(Source records)

====

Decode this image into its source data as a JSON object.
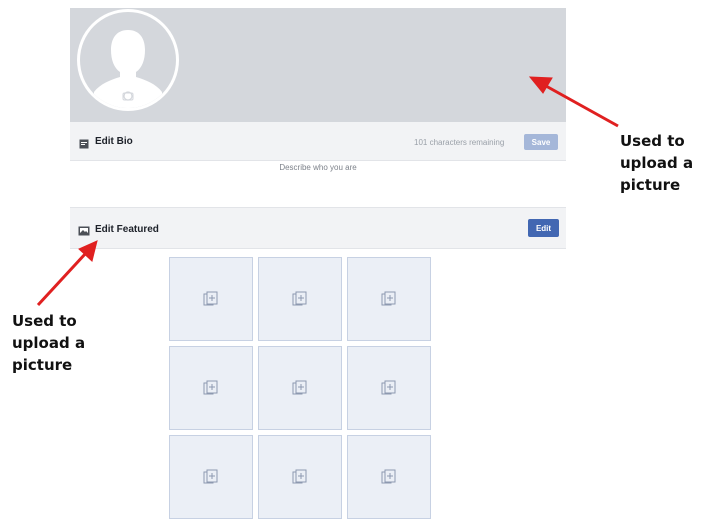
{
  "profile": {
    "bio": {
      "edit_label": "Edit Bio",
      "chars_remaining": "101 characters remaining",
      "save_label": "Save",
      "placeholder": "Describe who you are"
    },
    "featured": {
      "edit_label": "Edit Featured",
      "edit_button": "Edit",
      "tiles": [
        {
          "icon": "add-photo-icon"
        },
        {
          "icon": "add-photo-icon"
        },
        {
          "icon": "add-photo-icon"
        },
        {
          "icon": "add-photo-icon"
        },
        {
          "icon": "add-photo-icon"
        },
        {
          "icon": "add-photo-icon"
        },
        {
          "icon": "add-photo-icon"
        },
        {
          "icon": "add-photo-icon"
        },
        {
          "icon": "add-photo-icon"
        }
      ]
    }
  },
  "annotations": {
    "right_note": "Used to\nupload a\npicture",
    "left_note": "Used to\nupload a\npicture",
    "arrow_color": "#e02020"
  },
  "colors": {
    "cover": "#d4d7dc",
    "save_button_disabled": "#a5b7d9",
    "edit_button": "#4267b2",
    "tile_background": "#ebeff6"
  }
}
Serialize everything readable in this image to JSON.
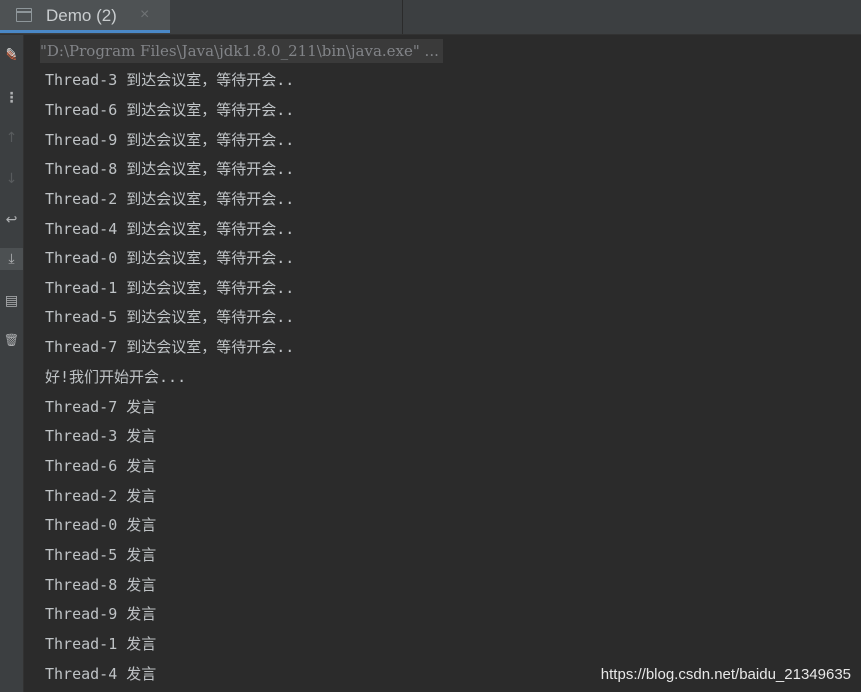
{
  "tab": {
    "title": "Demo (2)",
    "close_glyph": "×",
    "icon": "console-window-icon"
  },
  "toolbar": {
    "items": [
      {
        "name": "edit-icon",
        "glyph": "✎"
      },
      {
        "name": "more-icon",
        "glyph": "⋮"
      },
      {
        "name": "up-arrow-icon",
        "glyph": "↑"
      },
      {
        "name": "down-arrow-icon",
        "glyph": "↓"
      },
      {
        "name": "soft-wrap-icon",
        "glyph": "↩"
      },
      {
        "name": "scroll-to-end-icon",
        "glyph": "⤓"
      },
      {
        "name": "print-icon",
        "glyph": "▤"
      },
      {
        "name": "trash-icon",
        "glyph": "🗑"
      }
    ]
  },
  "console": {
    "command": "\"D:\\Program Files\\Java\\jdk1.8.0_211\\bin\\java.exe\" ...",
    "lines": [
      "Thread-3 到达会议室，等待开会..",
      "Thread-6 到达会议室，等待开会..",
      "Thread-9 到达会议室，等待开会..",
      "Thread-8 到达会议室，等待开会..",
      "Thread-2 到达会议室，等待开会..",
      "Thread-4 到达会议室，等待开会..",
      "Thread-0 到达会议室，等待开会..",
      "Thread-1 到达会议室，等待开会..",
      "Thread-5 到达会议室，等待开会..",
      "Thread-7 到达会议室，等待开会..",
      "好!我们开始开会...",
      "Thread-7 发言",
      "Thread-3 发言",
      "Thread-6 发言",
      "Thread-2 发言",
      "Thread-0 发言",
      "Thread-5 发言",
      "Thread-8 发言",
      "Thread-9 发言",
      "Thread-1 发言",
      "Thread-4 发言"
    ]
  },
  "watermark": "https://blog.csdn.net/baidu_21349635",
  "colors": {
    "background": "#2b2b2b",
    "text": "#bfc3c6",
    "tab_underline": "#4a88c7",
    "edit_icon_accent": "#e0643c"
  }
}
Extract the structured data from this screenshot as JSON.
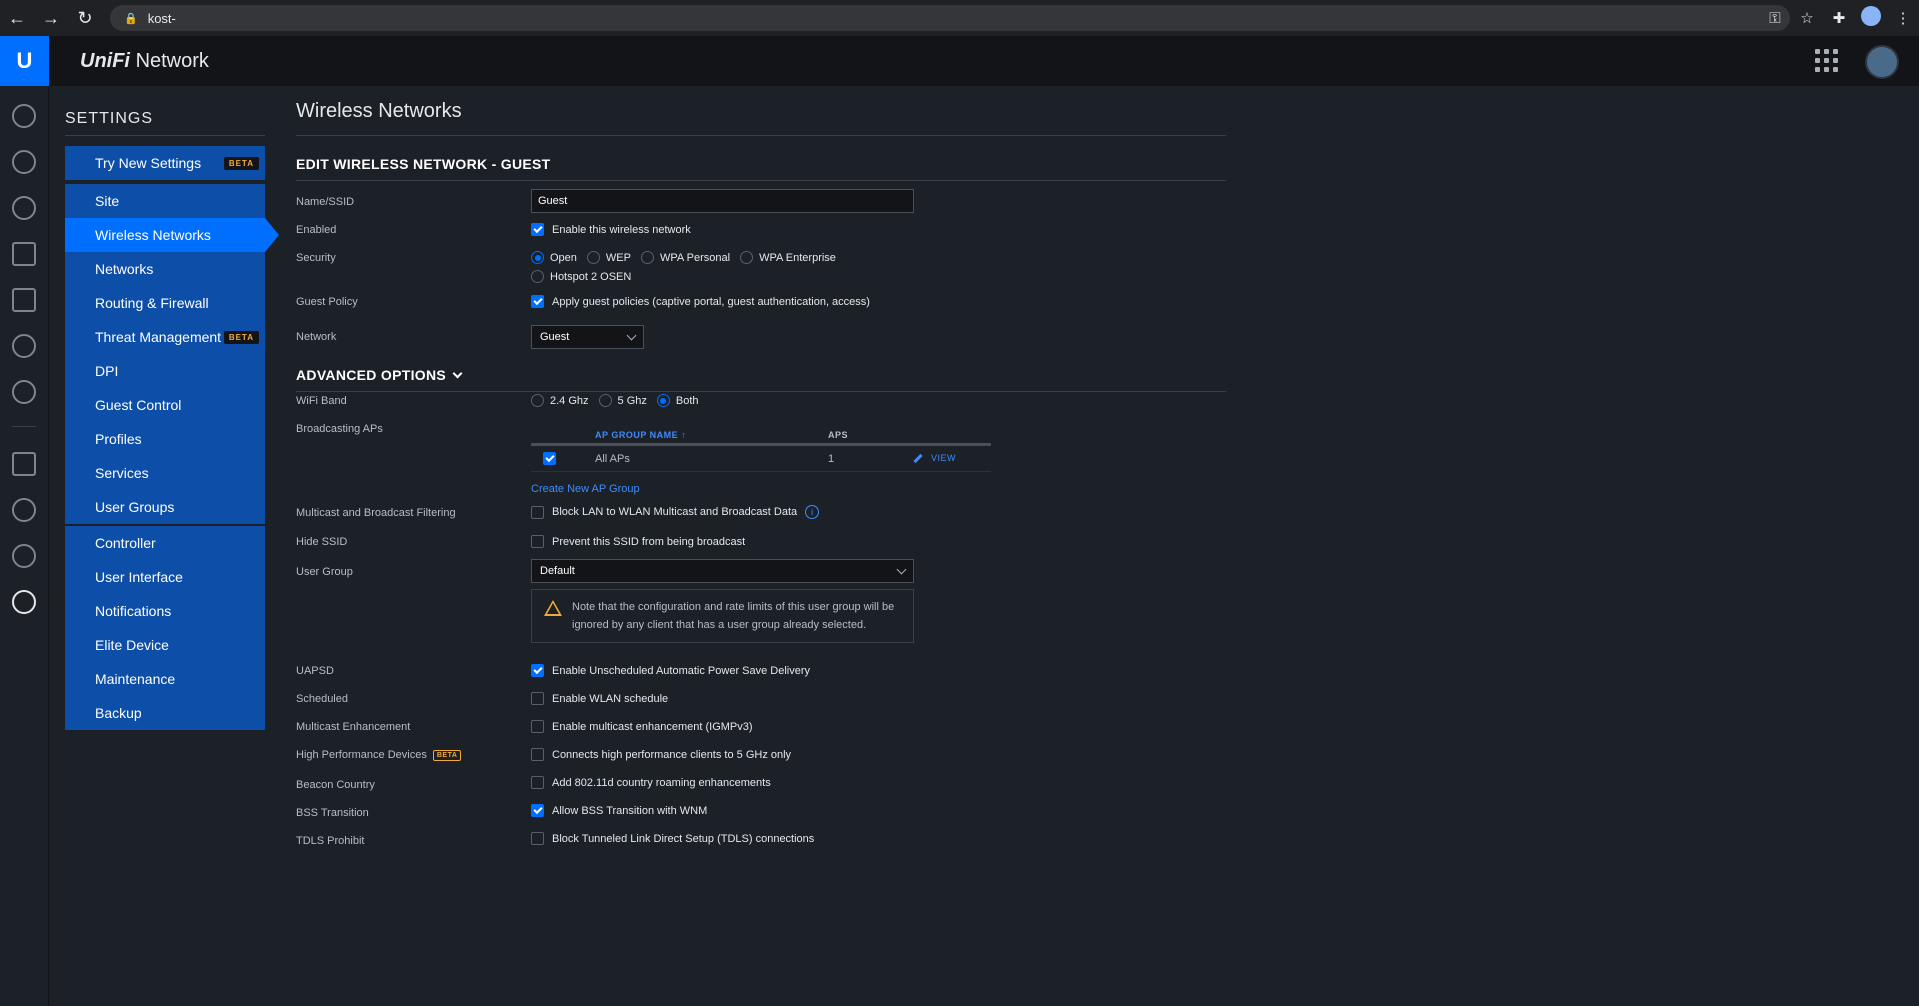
{
  "browser": {
    "url": "kost-",
    "back_icon": "arrow-left-icon",
    "forward_icon": "arrow-right-icon",
    "reload_icon": "reload-icon"
  },
  "app": {
    "brand_prefix": "UniFi",
    "brand_suffix": "Network",
    "logo_letter": "U"
  },
  "settings": {
    "heading": "SETTINGS",
    "groups": [
      [
        {
          "label": "Try New Settings",
          "badge": "BETA"
        }
      ],
      [
        {
          "label": "Site"
        },
        {
          "label": "Wireless Networks",
          "active": true
        },
        {
          "label": "Networks"
        },
        {
          "label": "Routing & Firewall"
        },
        {
          "label": "Threat Management",
          "badge": "BETA"
        },
        {
          "label": "DPI"
        },
        {
          "label": "Guest Control"
        },
        {
          "label": "Profiles"
        },
        {
          "label": "Services"
        },
        {
          "label": "User Groups"
        }
      ],
      [
        {
          "label": "Controller"
        },
        {
          "label": "User Interface"
        },
        {
          "label": "Notifications"
        },
        {
          "label": "Elite Device"
        },
        {
          "label": "Maintenance"
        },
        {
          "label": "Backup"
        }
      ]
    ]
  },
  "main": {
    "title": "Wireless Networks",
    "edit_heading": "EDIT WIRELESS NETWORK - GUEST",
    "name_label": "Name/SSID",
    "name_value": "Guest",
    "enabled_label": "Enabled",
    "enabled_text": "Enable this wireless network",
    "security_label": "Security",
    "security_options": [
      "Open",
      "WEP",
      "WPA Personal",
      "WPA Enterprise",
      "Hotspot 2 OSEN"
    ],
    "security_selected": "Open",
    "guest_policy_label": "Guest Policy",
    "guest_policy_text": "Apply guest policies (captive portal, guest authentication, access)",
    "network_label": "Network",
    "network_value": "Guest",
    "advanced_heading": "ADVANCED OPTIONS",
    "wifi_band_label": "WiFi Band",
    "wifi_band_options": [
      "2.4 Ghz",
      "5 Ghz",
      "Both"
    ],
    "wifi_band_selected": "Both",
    "broadcasting_label": "Broadcasting APs",
    "ap_table": {
      "col_name": "AP GROUP NAME",
      "col_aps": "APS",
      "row_name": "All APs",
      "row_aps": "1",
      "view_label": "VIEW"
    },
    "create_ap_group": "Create New AP Group",
    "multicast_label": "Multicast and Broadcast Filtering",
    "multicast_text": "Block LAN to WLAN Multicast and Broadcast Data",
    "hide_ssid_label": "Hide SSID",
    "hide_ssid_text": "Prevent this SSID from being broadcast",
    "user_group_label": "User Group",
    "user_group_value": "Default",
    "note_text": "Note that the configuration and rate limits of this user group will be ignored by any client that has a user group already selected.",
    "uapsd_label": "UAPSD",
    "uapsd_text": "Enable Unscheduled Automatic Power Save Delivery",
    "scheduled_label": "Scheduled",
    "scheduled_text": "Enable WLAN schedule",
    "mc_enh_label": "Multicast Enhancement",
    "mc_enh_text": "Enable multicast enhancement (IGMPv3)",
    "hpd_label": "High Performance Devices",
    "hpd_badge": "BETA",
    "hpd_text": "Connects high performance clients to 5 GHz only",
    "beacon_label": "Beacon Country",
    "beacon_text": "Add 802.11d country roaming enhancements",
    "bss_label": "BSS Transition",
    "bss_text": "Allow BSS Transition with WNM",
    "tdls_label": "TDLS Prohibit",
    "tdls_text": "Block Tunneled Link Direct Setup (TDLS) connections"
  },
  "colors": {
    "accent": "#006fff",
    "sidebar": "#0d4ea8",
    "background": "#1c2027",
    "warning": "#f2a93b"
  }
}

====

YOUR OBJECTIVE: Repeat each entry exactly as given; no pictures belong in the copy.

EXERCISE OUTPUT:
Decode this image into its source data as a JSON object.
{
  "profile": {
    "bio": {
      "edit_label": "Edit Bio",
      "chars_remaining": "101 characters remaining",
      "save_label": "Save",
      "placeholder": "Describe who you are"
    },
    "featured": {
      "edit_label": "Edit Featured",
      "edit_button": "Edit",
      "tiles": [
        {
          "icon": "add-photo-icon"
        },
        {
          "icon": "add-photo-icon"
        },
        {
          "icon": "add-photo-icon"
        },
        {
          "icon": "add-photo-icon"
        },
        {
          "icon": "add-photo-icon"
        },
        {
          "icon": "add-photo-icon"
        },
        {
          "icon": "add-photo-icon"
        },
        {
          "icon": "add-photo-icon"
        },
        {
          "icon": "add-photo-icon"
        }
      ]
    }
  },
  "annotations": {
    "right_note": "Used to\nupload a\npicture",
    "left_note": "Used to\nupload a\npicture",
    "arrow_color": "#e02020"
  },
  "colors": {
    "cover": "#d4d7dc",
    "save_button_disabled": "#a5b7d9",
    "edit_button": "#4267b2",
    "tile_background": "#ebeff6"
  }
}
Serialize everything readable in this image to JSON.
{
  "tab": {
    "title": "Demo (2)",
    "close_glyph": "×",
    "icon": "console-window-icon"
  },
  "toolbar": {
    "items": [
      {
        "name": "edit-icon",
        "glyph": "✎"
      },
      {
        "name": "more-icon",
        "glyph": "⋮"
      },
      {
        "name": "up-arrow-icon",
        "glyph": "↑"
      },
      {
        "name": "down-arrow-icon",
        "glyph": "↓"
      },
      {
        "name": "soft-wrap-icon",
        "glyph": "↩"
      },
      {
        "name": "scroll-to-end-icon",
        "glyph": "⤓"
      },
      {
        "name": "print-icon",
        "glyph": "▤"
      },
      {
        "name": "trash-icon",
        "glyph": "🗑"
      }
    ]
  },
  "console": {
    "command": "\"D:\\Program Files\\Java\\jdk1.8.0_211\\bin\\java.exe\" ...",
    "lines": [
      "Thread-3 到达会议室，等待开会..",
      "Thread-6 到达会议室，等待开会..",
      "Thread-9 到达会议室，等待开会..",
      "Thread-8 到达会议室，等待开会..",
      "Thread-2 到达会议室，等待开会..",
      "Thread-4 到达会议室，等待开会..",
      "Thread-0 到达会议室，等待开会..",
      "Thread-1 到达会议室，等待开会..",
      "Thread-5 到达会议室，等待开会..",
      "Thread-7 到达会议室，等待开会..",
      "好!我们开始开会...",
      "Thread-7 发言",
      "Thread-3 发言",
      "Thread-6 发言",
      "Thread-2 发言",
      "Thread-0 发言",
      "Thread-5 发言",
      "Thread-8 发言",
      "Thread-9 发言",
      "Thread-1 发言",
      "Thread-4 发言"
    ]
  },
  "watermark": "https://blog.csdn.net/baidu_21349635",
  "colors": {
    "background": "#2b2b2b",
    "text": "#bfc3c6",
    "tab_underline": "#4a88c7",
    "edit_icon_accent": "#e0643c"
  }
}
Extract the structured data from this screenshot as JSON.
{
  "browser": {
    "url": "kost-",
    "back_icon": "arrow-left-icon",
    "forward_icon": "arrow-right-icon",
    "reload_icon": "reload-icon"
  },
  "app": {
    "brand_prefix": "UniFi",
    "brand_suffix": "Network",
    "logo_letter": "U"
  },
  "settings": {
    "heading": "SETTINGS",
    "groups": [
      [
        {
          "label": "Try New Settings",
          "badge": "BETA"
        }
      ],
      [
        {
          "label": "Site"
        },
        {
          "label": "Wireless Networks",
          "active": true
        },
        {
          "label": "Networks"
        },
        {
          "label": "Routing & Firewall"
        },
        {
          "label": "Threat Management",
          "badge": "BETA"
        },
        {
          "label": "DPI"
        },
        {
          "label": "Guest Control"
        },
        {
          "label": "Profiles"
        },
        {
          "label": "Services"
        },
        {
          "label": "User Groups"
        }
      ],
      [
        {
          "label": "Controller"
        },
        {
          "label": "User Interface"
        },
        {
          "label": "Notifications"
        },
        {
          "label": "Elite Device"
        },
        {
          "label": "Maintenance"
        },
        {
          "label": "Backup"
        }
      ]
    ]
  },
  "main": {
    "title": "Wireless Networks",
    "edit_heading": "EDIT WIRELESS NETWORK - GUEST",
    "name_label": "Name/SSID",
    "name_value": "Guest",
    "enabled_label": "Enabled",
    "enabled_text": "Enable this wireless network",
    "security_label": "Security",
    "security_options": [
      "Open",
      "WEP",
      "WPA Personal",
      "WPA Enterprise",
      "Hotspot 2 OSEN"
    ],
    "security_selected": "Open",
    "guest_policy_label": "Guest Policy",
    "guest_policy_text": "Apply guest policies (captive portal, guest authentication, access)",
    "network_label": "Network",
    "network_value": "Guest",
    "advanced_heading": "ADVANCED OPTIONS",
    "wifi_band_label": "WiFi Band",
    "wifi_band_options": [
      "2.4 Ghz",
      "5 Ghz",
      "Both"
    ],
    "wifi_band_selected": "Both",
    "broadcasting_label": "Broadcasting APs",
    "ap_table": {
      "col_name": "AP GROUP NAME",
      "col_aps": "APS",
      "row_name": "All APs",
      "row_aps": "1",
      "view_label": "VIEW"
    },
    "create_ap_group": "Create New AP Group",
    "multicast_label": "Multicast and Broadcast Filtering",
    "multicast_text": "Block LAN to WLAN Multicast and Broadcast Data",
    "hide_ssid_label": "Hide SSID",
    "hide_ssid_text": "Prevent this SSID from being broadcast",
    "user_group_label": "User Group",
    "user_group_value": "Default",
    "note_text": "Note that the configuration and rate limits of this user group will be ignored by any client that has a user group already selected.",
    "uapsd_label": "UAPSD",
    "uapsd_text": "Enable Unscheduled Automatic Power Save Delivery",
    "scheduled_label": "Scheduled",
    "scheduled_text": "Enable WLAN schedule",
    "mc_enh_label": "Multicast Enhancement",
    "mc_enh_text": "Enable multicast enhancement (IGMPv3)",
    "hpd_label": "High Performance Devices",
    "hpd_badge": "BETA",
    "hpd_text": "Connects high performance clients to 5 GHz only",
    "beacon_label": "Beacon Country",
    "beacon_text": "Add 802.11d country roaming enhancements",
    "bss_label": "BSS Transition",
    "bss_text": "Allow BSS Transition with WNM",
    "tdls_label": "TDLS Prohibit",
    "tdls_text": "Block Tunneled Link Direct Setup (TDLS) connections"
  },
  "colors": {
    "accent": "#006fff",
    "sidebar": "#0d4ea8",
    "background": "#1c2027",
    "warning": "#f2a93b"
  }
}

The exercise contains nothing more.